Source
>>>>>

Intended emotions influence intentional binding with emotional faces: Larger binding for intended negative emotions

https://doi.org/10.1016/j.concog.2021.103136Get rights and content

Highlights

  • The effect of emotional content on intentional binding (IB) is equivocal.

  • We explicitly use intentions to study the effect of emotional content on IB.

  • Negative intended emotions show a larger binding than positive intended emotions.

  • This emotion effect is present only with intentions and not with instructions.

  • Prospective mechanisms potentially underlie the intended emotion effects on IB.

Abstract

The effect of emotions on Intentional binding (IB) is equivocal. In addition, most studies on IB have not manipulated emotional content of intentions. This study investigates the effect of intended and outcome emotions using emotional faces (happy or disgust face in experiment 1 and a happy or angry face in experiment 3). To see whether the effects are due to priming, we used instructions with a happy-disgust pair in experiment 2 and happy-angry pair in experiment 4. Outcome emotional faces were not predictable. Results showed that intending a negative emotional face resulted in shorter action-outcome interval judgments compared to a happy face irrespective of the emotional content of the outcome face. This effect was absent in experiments 2 and 4 with instructed emotions. In addition to showing the importance of having explicit intentions, the results show that emotional content of our intentions does influence IB possibly due to prospective mechanisms.

<<<<<

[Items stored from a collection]
>>>>>

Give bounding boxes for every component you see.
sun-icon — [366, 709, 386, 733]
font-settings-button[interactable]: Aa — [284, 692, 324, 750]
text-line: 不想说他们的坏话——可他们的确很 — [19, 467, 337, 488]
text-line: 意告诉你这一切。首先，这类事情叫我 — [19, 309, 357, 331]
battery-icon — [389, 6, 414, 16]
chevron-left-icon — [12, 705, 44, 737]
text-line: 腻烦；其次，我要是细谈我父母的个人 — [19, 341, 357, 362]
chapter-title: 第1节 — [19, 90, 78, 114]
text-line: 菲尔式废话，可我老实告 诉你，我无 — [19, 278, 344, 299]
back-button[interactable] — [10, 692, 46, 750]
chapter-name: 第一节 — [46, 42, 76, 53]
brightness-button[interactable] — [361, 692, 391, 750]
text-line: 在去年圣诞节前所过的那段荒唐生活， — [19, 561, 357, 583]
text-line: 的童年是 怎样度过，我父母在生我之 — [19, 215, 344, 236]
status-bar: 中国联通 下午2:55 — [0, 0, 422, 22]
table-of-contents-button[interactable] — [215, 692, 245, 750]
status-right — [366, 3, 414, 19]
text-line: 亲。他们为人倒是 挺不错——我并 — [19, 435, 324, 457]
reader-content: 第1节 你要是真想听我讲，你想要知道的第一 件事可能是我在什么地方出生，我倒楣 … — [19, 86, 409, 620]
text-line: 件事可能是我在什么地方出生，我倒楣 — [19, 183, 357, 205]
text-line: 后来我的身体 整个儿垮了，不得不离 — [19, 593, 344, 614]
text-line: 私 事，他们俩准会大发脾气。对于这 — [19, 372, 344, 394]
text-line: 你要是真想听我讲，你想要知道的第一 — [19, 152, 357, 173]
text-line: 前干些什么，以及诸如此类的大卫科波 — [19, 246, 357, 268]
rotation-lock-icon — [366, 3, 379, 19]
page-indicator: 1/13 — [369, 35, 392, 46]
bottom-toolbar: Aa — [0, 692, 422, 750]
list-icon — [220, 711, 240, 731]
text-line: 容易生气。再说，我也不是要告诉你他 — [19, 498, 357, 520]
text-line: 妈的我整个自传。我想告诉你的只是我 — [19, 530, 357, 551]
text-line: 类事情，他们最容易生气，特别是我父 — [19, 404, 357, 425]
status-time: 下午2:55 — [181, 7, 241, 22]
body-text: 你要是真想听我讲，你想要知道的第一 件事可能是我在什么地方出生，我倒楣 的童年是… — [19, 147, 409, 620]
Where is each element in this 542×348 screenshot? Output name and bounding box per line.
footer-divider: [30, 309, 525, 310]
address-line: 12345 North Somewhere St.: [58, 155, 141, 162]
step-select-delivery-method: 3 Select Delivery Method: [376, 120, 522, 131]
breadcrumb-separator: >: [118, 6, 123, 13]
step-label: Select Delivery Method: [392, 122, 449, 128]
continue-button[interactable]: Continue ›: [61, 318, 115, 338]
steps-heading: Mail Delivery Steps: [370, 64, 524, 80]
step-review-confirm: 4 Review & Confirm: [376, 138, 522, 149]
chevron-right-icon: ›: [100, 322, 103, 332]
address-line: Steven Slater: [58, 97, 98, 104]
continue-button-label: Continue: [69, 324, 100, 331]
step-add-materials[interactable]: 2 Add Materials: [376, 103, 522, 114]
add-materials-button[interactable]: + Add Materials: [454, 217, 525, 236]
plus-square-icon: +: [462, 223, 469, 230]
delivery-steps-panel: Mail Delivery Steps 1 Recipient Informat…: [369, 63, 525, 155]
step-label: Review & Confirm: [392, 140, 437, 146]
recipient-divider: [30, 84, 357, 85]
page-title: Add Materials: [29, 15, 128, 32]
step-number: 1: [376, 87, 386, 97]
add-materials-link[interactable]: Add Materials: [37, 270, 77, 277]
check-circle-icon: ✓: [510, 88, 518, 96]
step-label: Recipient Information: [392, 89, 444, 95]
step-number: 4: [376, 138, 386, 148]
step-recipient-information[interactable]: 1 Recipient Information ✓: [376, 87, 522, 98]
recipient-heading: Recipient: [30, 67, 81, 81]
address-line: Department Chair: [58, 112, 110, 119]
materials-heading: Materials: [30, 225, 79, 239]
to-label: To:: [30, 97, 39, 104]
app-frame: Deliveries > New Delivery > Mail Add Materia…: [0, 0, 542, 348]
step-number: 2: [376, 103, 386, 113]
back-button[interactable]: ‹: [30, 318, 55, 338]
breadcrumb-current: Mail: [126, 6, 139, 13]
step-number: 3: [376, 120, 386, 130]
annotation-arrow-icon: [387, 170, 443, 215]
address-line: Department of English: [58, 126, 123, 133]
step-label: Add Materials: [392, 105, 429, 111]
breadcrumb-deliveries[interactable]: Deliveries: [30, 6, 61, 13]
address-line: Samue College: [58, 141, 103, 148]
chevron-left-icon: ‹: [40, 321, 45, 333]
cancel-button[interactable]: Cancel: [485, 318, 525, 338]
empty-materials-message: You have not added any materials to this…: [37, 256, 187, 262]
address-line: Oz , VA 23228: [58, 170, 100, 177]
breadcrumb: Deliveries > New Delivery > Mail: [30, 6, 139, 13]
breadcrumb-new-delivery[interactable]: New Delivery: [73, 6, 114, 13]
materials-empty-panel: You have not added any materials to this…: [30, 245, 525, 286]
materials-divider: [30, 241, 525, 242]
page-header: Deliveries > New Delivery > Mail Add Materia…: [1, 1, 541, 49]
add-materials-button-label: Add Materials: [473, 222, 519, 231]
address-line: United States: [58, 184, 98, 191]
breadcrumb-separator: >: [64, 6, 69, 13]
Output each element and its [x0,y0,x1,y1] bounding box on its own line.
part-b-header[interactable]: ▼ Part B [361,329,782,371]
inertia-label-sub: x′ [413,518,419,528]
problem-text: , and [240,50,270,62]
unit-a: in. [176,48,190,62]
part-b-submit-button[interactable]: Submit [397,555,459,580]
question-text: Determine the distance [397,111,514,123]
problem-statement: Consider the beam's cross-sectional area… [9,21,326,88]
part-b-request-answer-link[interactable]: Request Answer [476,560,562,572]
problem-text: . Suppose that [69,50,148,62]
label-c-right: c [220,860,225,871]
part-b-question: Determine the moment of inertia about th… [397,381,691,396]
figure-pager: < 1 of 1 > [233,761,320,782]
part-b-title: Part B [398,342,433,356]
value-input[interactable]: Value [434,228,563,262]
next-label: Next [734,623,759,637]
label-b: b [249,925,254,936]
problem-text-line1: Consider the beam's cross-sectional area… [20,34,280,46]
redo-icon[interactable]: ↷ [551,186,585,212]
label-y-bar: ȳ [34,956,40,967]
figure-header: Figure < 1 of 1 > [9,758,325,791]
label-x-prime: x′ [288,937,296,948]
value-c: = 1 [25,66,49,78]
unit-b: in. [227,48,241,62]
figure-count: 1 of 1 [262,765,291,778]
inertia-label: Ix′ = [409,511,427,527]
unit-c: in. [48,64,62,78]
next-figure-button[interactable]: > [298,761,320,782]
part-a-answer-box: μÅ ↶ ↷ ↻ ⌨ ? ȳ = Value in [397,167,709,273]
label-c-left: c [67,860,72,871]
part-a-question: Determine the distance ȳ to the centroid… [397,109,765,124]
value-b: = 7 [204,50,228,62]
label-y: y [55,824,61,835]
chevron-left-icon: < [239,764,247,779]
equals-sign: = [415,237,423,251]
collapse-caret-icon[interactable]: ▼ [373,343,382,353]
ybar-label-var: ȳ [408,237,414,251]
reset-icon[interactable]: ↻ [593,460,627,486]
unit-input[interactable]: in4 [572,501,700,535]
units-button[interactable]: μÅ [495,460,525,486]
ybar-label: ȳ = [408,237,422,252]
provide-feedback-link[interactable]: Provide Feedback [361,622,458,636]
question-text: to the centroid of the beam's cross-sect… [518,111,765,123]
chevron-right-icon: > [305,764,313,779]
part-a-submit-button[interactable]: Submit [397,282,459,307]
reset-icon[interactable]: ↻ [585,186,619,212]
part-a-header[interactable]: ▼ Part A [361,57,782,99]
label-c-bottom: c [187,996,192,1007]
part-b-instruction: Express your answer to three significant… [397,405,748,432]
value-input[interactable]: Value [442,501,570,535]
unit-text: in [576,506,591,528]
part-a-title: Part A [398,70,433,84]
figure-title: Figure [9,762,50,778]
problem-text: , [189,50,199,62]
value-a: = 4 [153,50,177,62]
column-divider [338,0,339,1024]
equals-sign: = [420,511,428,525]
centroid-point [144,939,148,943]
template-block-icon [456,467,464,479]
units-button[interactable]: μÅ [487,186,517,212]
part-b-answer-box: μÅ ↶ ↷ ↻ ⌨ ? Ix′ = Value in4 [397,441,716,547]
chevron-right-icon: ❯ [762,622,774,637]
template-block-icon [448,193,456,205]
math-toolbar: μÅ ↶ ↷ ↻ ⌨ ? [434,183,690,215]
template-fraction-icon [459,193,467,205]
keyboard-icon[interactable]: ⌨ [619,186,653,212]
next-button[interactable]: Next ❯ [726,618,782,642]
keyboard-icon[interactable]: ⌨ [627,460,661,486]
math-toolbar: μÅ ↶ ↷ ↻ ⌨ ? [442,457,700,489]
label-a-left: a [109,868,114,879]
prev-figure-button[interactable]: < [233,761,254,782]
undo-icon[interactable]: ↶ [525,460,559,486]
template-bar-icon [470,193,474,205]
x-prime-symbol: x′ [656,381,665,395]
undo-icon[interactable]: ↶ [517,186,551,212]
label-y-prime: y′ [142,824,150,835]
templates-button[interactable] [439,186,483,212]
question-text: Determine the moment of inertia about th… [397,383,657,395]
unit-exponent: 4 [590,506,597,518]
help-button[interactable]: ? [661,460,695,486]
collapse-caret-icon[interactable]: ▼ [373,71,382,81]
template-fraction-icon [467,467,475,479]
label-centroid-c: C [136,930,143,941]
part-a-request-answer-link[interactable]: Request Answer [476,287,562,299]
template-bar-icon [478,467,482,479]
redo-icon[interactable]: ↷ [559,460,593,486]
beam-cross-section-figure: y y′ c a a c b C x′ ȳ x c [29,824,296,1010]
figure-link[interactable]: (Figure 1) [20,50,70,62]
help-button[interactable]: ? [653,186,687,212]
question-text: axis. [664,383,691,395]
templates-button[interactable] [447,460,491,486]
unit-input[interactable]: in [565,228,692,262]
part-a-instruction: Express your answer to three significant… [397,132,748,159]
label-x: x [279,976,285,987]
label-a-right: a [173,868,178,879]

<<<<<

Reproduce the part of the passage on intentional binding that begins at the words "https://doi.org/10.1016/j.concog.2021.103136Get rights and" and stops after the words "effects on IB.". The records have nothing to do with this.

The reply
https://doi.org/10.1016/j.concog.2021.103136Get rights and content

Highlights

  • The effect of emotional content on intentional binding (IB) is equivocal.

  • We explicitly use intentions to study the effect of emotional content on IB.

  • Negative intended emotions show a larger binding than positive intended emotions.

  • This emotion effect is present only with intentions and not with instructions.

  • Prospective mechanisms potentially underlie the intended emotion effects on IB.